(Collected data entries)
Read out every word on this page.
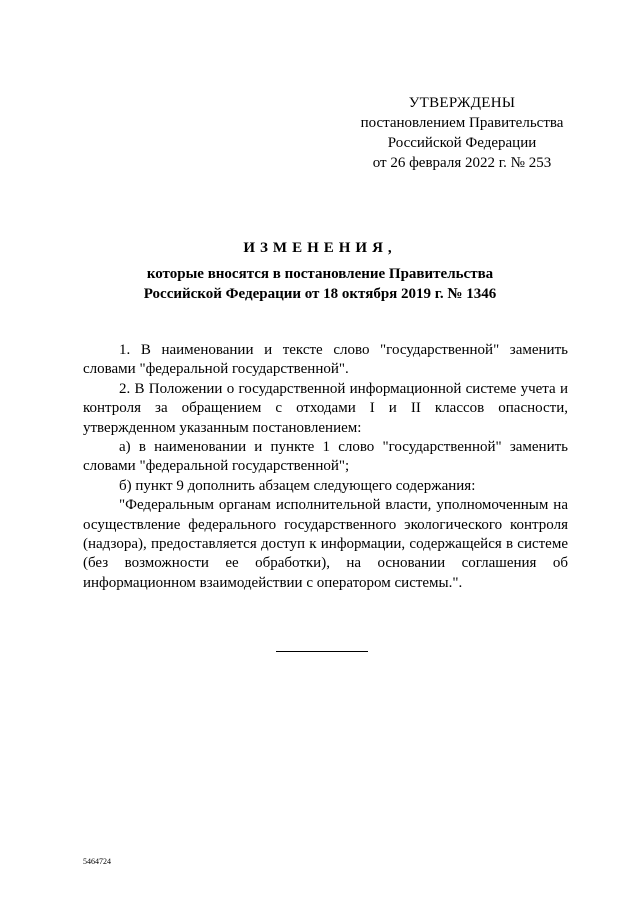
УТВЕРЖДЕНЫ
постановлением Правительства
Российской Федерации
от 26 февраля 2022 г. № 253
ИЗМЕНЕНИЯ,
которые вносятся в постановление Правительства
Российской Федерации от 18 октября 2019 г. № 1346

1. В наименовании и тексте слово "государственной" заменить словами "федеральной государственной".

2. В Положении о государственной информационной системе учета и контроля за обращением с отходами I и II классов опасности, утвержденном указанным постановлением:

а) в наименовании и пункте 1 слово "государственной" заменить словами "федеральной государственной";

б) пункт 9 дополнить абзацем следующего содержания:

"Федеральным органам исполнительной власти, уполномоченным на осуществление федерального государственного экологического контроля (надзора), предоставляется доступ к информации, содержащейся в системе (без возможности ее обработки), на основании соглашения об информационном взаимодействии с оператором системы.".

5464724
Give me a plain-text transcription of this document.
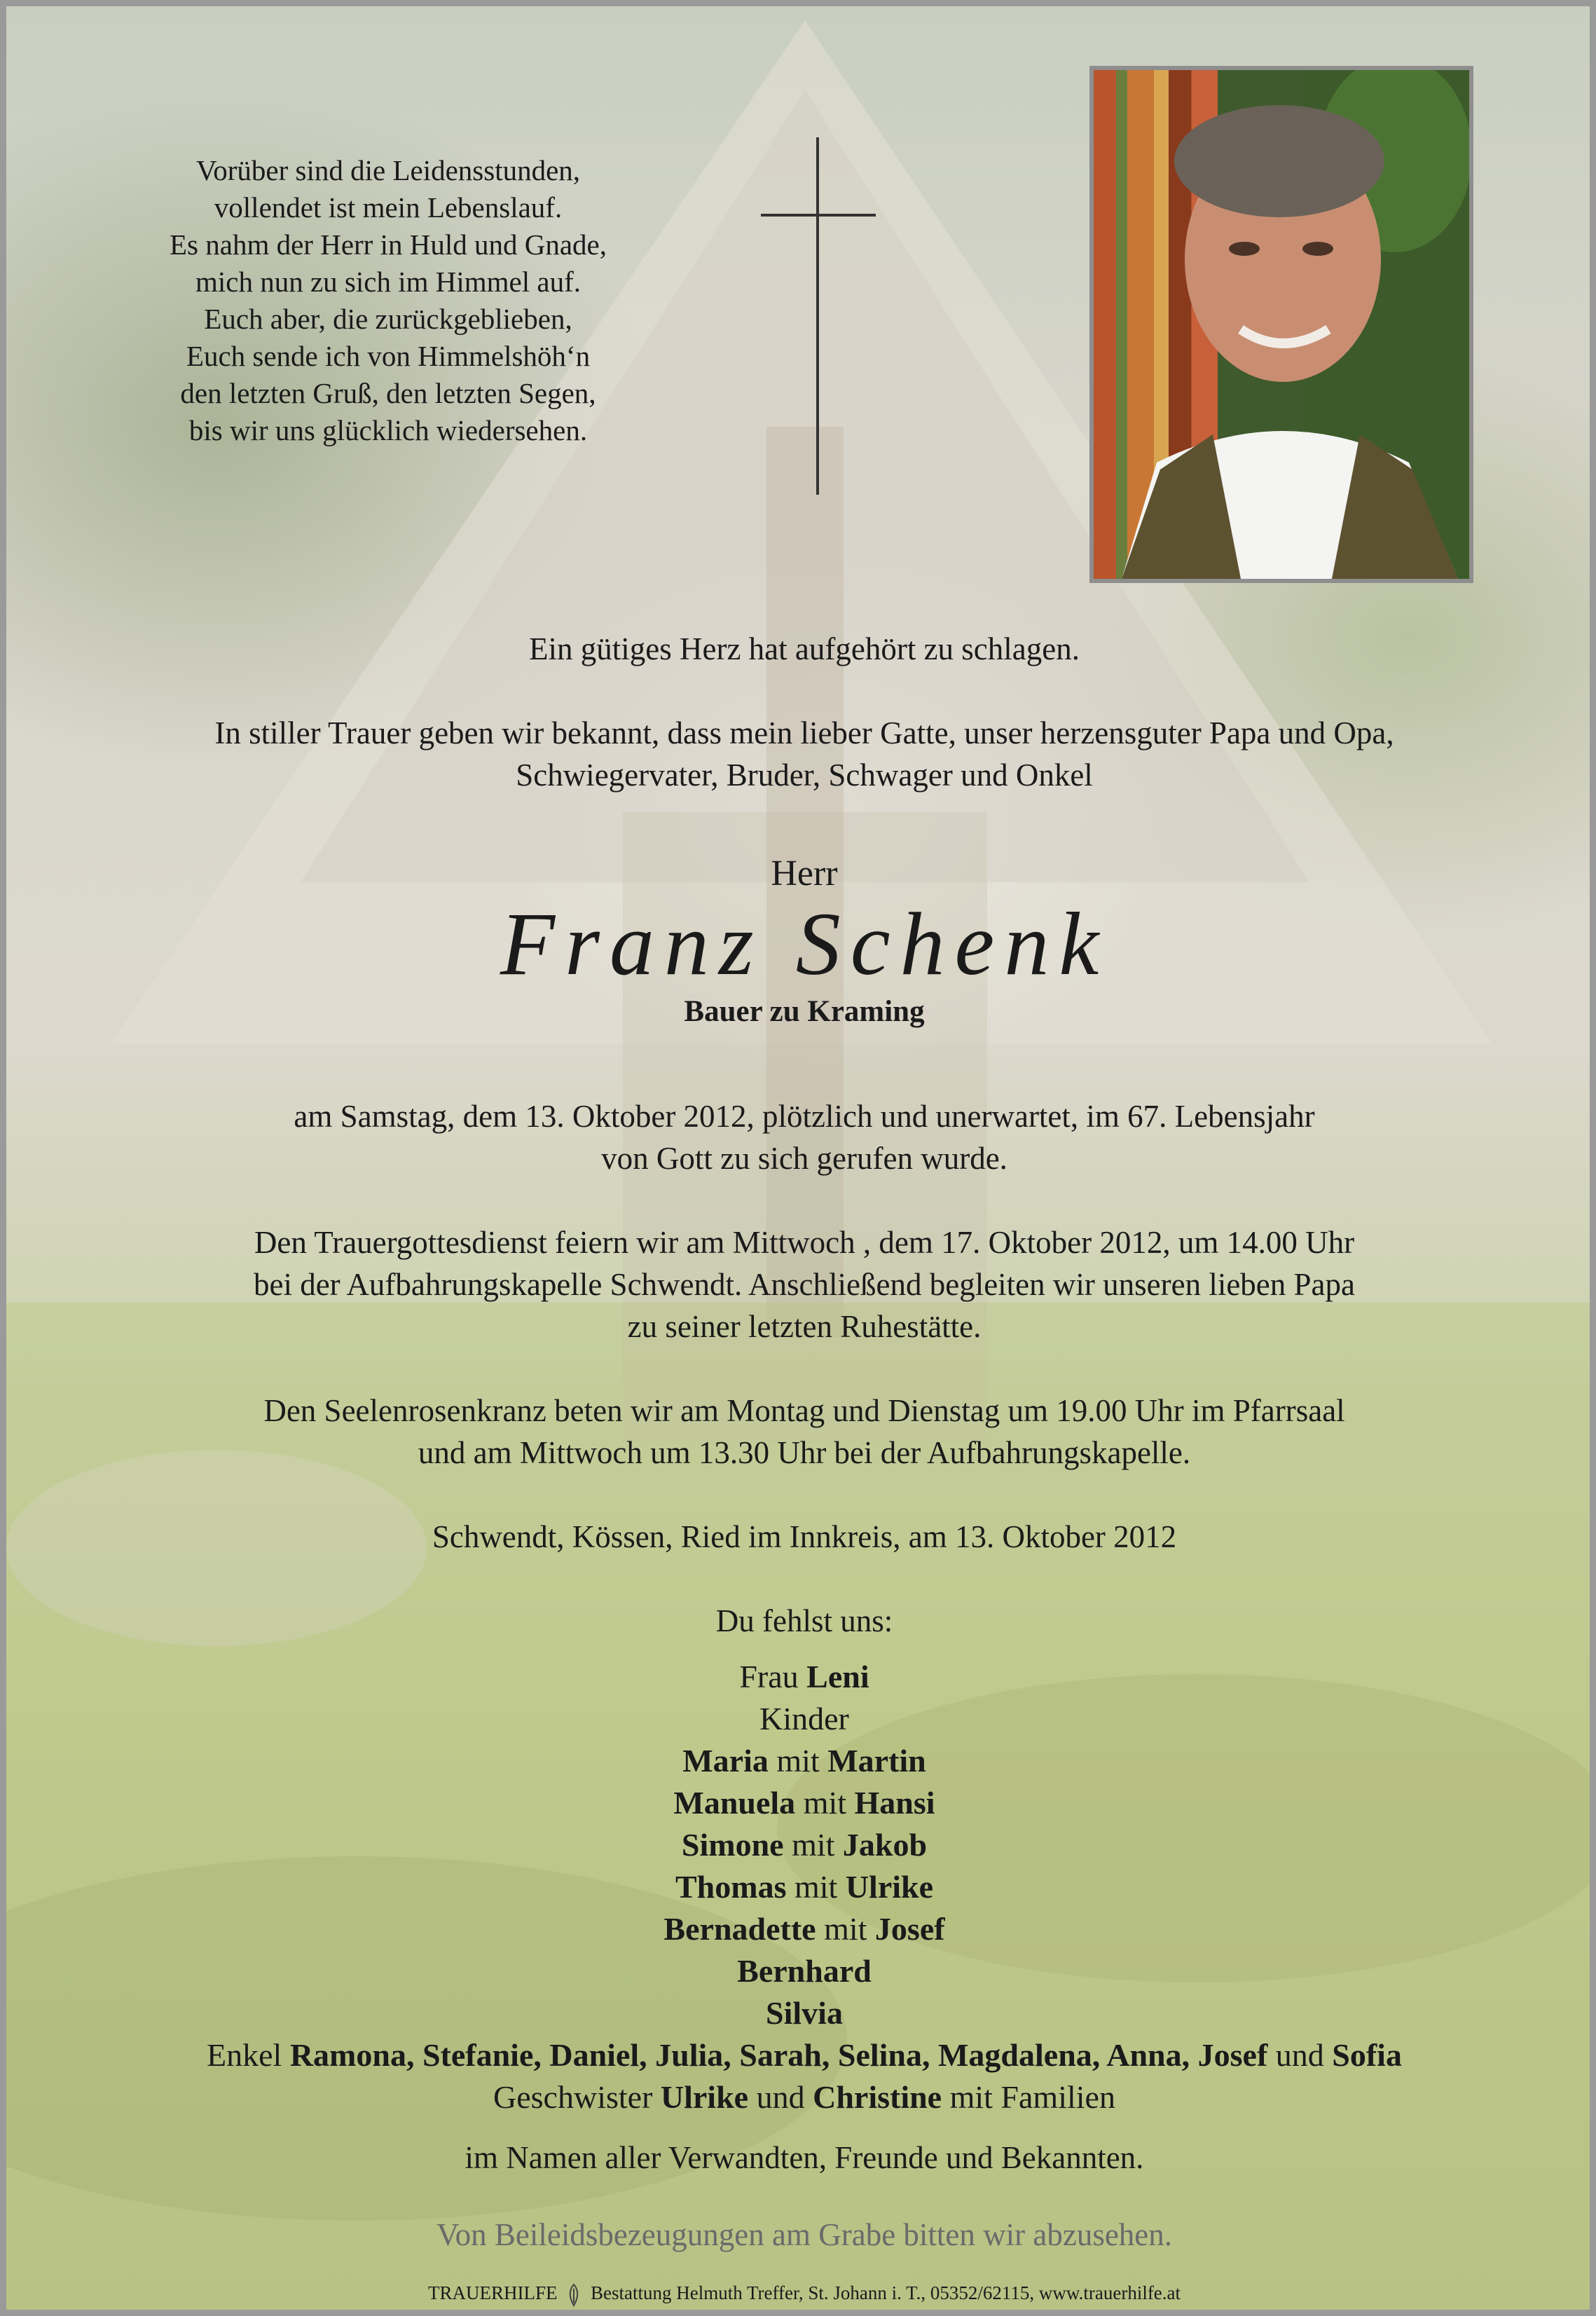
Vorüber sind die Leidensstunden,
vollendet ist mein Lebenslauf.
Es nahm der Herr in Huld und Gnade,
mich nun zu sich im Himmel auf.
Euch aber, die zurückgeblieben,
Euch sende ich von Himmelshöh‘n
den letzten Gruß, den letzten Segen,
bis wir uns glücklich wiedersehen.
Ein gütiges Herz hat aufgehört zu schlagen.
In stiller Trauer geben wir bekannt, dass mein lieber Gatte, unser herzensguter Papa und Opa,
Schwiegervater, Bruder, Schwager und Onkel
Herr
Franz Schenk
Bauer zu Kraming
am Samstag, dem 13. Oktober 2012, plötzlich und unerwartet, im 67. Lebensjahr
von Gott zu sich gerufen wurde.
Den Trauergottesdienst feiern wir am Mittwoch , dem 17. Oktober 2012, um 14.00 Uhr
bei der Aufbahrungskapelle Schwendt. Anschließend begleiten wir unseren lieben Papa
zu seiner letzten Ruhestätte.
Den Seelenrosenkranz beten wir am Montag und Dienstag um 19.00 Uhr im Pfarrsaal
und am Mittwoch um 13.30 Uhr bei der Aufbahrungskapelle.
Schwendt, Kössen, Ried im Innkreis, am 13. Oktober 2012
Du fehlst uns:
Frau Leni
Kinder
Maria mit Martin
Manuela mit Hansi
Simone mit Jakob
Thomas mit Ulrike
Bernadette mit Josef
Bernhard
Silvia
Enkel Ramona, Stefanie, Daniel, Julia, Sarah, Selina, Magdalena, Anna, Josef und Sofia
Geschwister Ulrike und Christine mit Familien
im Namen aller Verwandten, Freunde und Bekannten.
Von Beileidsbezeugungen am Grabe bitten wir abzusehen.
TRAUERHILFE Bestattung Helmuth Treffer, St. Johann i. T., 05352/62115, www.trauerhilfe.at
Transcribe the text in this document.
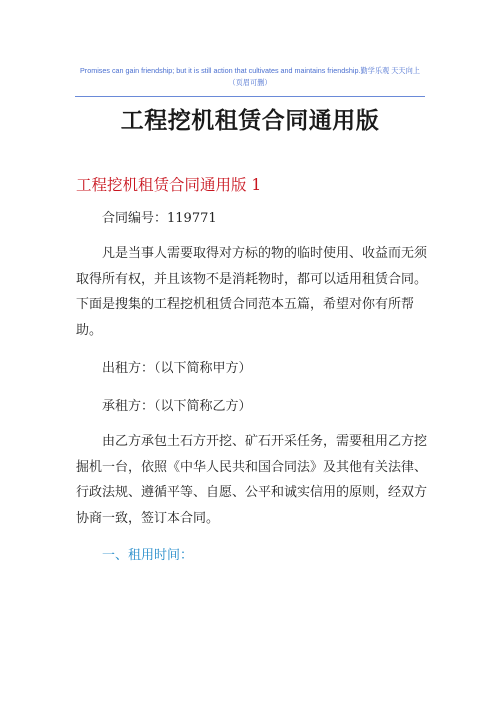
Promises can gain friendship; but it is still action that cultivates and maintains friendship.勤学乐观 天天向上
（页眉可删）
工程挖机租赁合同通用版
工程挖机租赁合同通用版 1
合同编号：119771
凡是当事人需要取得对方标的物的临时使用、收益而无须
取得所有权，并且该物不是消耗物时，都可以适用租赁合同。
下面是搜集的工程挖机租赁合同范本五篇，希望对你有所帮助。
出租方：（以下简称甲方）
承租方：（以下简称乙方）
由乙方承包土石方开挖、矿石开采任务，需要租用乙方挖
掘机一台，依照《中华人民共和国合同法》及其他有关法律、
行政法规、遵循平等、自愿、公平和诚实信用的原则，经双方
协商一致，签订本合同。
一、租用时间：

- **GIVEN INSTRUCTION**
Transcribe the material exactly, leaving every picture out.

- **OUTPUT FOR THIS TASK**
Read out every word on this page.
УТВЕРЖДЕНЫ
постановлением Правительства
Российской Федерации
от 26 февраля 2022 г. № 253
ИЗМЕНЕНИЯ,
которые вносятся в постановление Правительства
Российской Федерации от 18 октября 2019 г. № 1346

1. В наименовании и тексте слово "государственной" заменить словами "федеральной государственной".

2. В Положении о государственной информационной системе учета и контроля за обращением с отходами I и II классов опасности, утвержденном указанным постановлением:

а) в наименовании и пункте 1 слово "государственной" заменить словами "федеральной государственной";

б) пункт 9 дополнить абзацем следующего содержания:

"Федеральным органам исполнительной власти, уполномоченным на осуществление федерального государственного экологического контроля (надзора), предоставляется доступ к информации, содержащейся в системе (без возможности ее обработки), на основании соглашения об информационном взаимодействии с оператором системы.".

5464724
Give me a plain-text transcription of this document.
Vorüber sind die Leidensstunden,
vollendet ist mein Lebenslauf.
Es nahm der Herr in Huld und Gnade,
mich nun zu sich im Himmel auf.
Euch aber, die zurückgeblieben,
Euch sende ich von Himmelshöh‘n
den letzten Gruß, den letzten Segen,
bis wir uns glücklich wiedersehen.
Ein gütiges Herz hat aufgehört zu schlagen.
In stiller Trauer geben wir bekannt, dass mein lieber Gatte, unser herzensguter Papa und Opa,
Schwiegervater, Bruder, Schwager und Onkel
Herr
Franz Schenk
Bauer zu Kraming
am Samstag, dem 13. Oktober 2012, plötzlich und unerwartet, im 67. Lebensjahr
von Gott zu sich gerufen wurde.
Den Trauergottesdienst feiern wir am Mittwoch , dem 17. Oktober 2012, um 14.00 Uhr
bei der Aufbahrungskapelle Schwendt. Anschließend begleiten wir unseren lieben Papa
zu seiner letzten Ruhestätte.
Den Seelenrosenkranz beten wir am Montag und Dienstag um 19.00 Uhr im Pfarrsaal
und am Mittwoch um 13.30 Uhr bei der Aufbahrungskapelle.
Schwendt, Kössen, Ried im Innkreis, am 13. Oktober 2012
Du fehlst uns:
Frau Leni
Kinder
Maria mit Martin
Manuela mit Hansi
Simone mit Jakob
Thomas mit Ulrike
Bernadette mit Josef
Bernhard
Silvia
Enkel Ramona, Stefanie, Daniel, Julia, Sarah, Selina, Magdalena, Anna, Josef und Sofia
Geschwister Ulrike und Christine mit Familien
im Namen aller Verwandten, Freunde und Bekannten.
Von Beileidsbezeugungen am Grabe bitten wir abzusehen.
TRAUERHILFE Bestattung Helmuth Treffer, St. Johann i. T., 05352/62115, www.trauerhilfe.at
Transcribe the text in this document.
Promises can gain friendship; but it is still action that cultivates and maintains friendship.勤学乐观 天天向上
（页眉可删）
工程挖机租赁合同通用版
工程挖机租赁合同通用版 1
合同编号：119771
凡是当事人需要取得对方标的物的临时使用、收益而无须
取得所有权，并且该物不是消耗物时，都可以适用租赁合同。
下面是搜集的工程挖机租赁合同范本五篇，希望对你有所帮助。
出租方：（以下简称甲方）
承租方：（以下简称乙方）
由乙方承包土石方开挖、矿石开采任务，需要租用乙方挖
掘机一台，依照《中华人民共和国合同法》及其他有关法律、
行政法规、遵循平等、自愿、公平和诚实信用的原则，经双方
协商一致，签订本合同。
一、租用时间：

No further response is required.